List all the lines in these records that hold "Auslandswähler".

(Part of a data file)
★ ★ ★
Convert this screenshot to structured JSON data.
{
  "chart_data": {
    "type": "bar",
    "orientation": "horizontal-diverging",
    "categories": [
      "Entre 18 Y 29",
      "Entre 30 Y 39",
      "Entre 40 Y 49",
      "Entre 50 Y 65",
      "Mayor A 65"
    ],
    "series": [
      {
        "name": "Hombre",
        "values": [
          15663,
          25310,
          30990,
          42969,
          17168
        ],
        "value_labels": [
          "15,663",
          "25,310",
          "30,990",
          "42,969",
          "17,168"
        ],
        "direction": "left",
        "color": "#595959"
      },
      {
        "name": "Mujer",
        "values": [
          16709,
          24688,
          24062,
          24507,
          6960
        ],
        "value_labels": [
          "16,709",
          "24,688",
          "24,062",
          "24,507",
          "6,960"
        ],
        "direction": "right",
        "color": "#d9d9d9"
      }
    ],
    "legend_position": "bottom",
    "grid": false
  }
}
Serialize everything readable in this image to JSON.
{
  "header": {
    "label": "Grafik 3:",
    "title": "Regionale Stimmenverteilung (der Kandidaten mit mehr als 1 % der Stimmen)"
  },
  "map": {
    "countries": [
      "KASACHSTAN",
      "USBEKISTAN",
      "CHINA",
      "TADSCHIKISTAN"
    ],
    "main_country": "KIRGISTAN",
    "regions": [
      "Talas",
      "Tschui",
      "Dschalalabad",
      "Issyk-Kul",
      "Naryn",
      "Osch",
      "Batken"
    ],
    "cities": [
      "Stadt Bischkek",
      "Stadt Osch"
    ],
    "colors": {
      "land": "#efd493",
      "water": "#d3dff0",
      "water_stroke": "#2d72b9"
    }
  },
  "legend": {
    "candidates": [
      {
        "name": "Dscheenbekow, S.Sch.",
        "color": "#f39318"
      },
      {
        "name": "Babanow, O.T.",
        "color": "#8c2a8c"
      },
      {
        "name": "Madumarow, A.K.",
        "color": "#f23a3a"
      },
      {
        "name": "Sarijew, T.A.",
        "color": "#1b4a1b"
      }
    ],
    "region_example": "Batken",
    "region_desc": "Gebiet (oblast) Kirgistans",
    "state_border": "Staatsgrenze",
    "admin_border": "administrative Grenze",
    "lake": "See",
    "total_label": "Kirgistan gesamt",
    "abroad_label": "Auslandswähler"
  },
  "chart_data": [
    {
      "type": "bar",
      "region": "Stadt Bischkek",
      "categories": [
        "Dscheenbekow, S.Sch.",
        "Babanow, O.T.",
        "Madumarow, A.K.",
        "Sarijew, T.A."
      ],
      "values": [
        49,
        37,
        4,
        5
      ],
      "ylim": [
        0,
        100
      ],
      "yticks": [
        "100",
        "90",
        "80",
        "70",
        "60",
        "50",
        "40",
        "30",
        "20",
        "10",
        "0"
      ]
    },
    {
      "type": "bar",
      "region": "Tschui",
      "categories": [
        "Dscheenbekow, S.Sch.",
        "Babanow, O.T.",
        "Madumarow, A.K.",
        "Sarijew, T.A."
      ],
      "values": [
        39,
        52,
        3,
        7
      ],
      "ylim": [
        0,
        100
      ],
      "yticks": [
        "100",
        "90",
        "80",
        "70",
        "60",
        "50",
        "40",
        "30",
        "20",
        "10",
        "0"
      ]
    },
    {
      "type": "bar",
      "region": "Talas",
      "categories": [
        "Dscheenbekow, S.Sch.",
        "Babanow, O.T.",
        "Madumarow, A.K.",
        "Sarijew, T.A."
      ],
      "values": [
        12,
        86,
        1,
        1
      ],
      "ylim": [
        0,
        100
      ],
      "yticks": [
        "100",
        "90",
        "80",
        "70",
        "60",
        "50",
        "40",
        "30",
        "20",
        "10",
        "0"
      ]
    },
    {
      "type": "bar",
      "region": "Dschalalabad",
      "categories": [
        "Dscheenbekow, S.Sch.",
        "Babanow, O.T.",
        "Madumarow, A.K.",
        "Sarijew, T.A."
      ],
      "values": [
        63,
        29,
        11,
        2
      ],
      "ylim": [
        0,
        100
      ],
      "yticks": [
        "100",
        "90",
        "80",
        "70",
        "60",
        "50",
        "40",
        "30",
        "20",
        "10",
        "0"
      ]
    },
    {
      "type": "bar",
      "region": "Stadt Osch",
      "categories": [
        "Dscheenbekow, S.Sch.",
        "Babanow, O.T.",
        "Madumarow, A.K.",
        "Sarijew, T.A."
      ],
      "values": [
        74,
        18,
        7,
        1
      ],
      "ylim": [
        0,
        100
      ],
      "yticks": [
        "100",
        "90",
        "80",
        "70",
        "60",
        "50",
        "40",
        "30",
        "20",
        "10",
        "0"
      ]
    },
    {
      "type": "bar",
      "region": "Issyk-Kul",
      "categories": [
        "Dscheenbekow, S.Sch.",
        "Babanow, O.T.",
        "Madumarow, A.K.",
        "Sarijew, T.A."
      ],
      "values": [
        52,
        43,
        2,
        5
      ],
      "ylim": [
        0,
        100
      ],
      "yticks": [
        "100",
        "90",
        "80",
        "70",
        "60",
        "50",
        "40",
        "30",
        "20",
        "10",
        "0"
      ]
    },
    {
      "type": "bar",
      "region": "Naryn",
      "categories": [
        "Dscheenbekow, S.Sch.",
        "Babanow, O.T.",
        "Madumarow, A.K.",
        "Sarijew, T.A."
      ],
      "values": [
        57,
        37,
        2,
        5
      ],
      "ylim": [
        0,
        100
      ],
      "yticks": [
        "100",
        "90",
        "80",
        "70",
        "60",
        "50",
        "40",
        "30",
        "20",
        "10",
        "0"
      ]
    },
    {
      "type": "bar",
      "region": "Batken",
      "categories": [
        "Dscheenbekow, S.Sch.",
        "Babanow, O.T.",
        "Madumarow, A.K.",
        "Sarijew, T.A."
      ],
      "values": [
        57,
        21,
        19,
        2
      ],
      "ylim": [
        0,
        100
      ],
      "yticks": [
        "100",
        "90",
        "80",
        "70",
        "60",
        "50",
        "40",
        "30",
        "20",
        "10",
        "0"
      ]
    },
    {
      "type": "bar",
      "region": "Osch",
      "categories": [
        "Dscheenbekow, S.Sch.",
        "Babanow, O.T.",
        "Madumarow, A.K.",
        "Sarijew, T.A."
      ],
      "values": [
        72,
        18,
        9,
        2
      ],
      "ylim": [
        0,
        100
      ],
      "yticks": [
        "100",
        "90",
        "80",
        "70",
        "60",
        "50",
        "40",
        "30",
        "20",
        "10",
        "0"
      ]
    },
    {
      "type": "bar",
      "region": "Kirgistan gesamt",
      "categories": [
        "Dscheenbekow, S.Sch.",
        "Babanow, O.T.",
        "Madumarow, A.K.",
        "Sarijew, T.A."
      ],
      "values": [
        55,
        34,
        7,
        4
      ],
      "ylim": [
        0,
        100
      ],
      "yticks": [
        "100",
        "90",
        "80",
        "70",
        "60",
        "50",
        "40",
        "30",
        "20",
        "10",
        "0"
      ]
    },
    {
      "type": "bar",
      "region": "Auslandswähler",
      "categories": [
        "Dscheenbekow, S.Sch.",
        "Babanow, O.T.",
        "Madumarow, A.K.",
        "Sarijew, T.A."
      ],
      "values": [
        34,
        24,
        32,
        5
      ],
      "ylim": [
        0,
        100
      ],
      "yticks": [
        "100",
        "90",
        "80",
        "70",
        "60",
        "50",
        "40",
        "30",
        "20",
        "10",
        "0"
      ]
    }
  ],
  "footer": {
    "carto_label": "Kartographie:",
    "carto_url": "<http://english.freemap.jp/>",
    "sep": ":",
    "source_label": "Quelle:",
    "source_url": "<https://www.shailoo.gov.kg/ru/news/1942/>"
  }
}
★ ★ ★
#### Written answer:
    "abroad_label": "Auslandswähler"
      "region": "Auslandswähler",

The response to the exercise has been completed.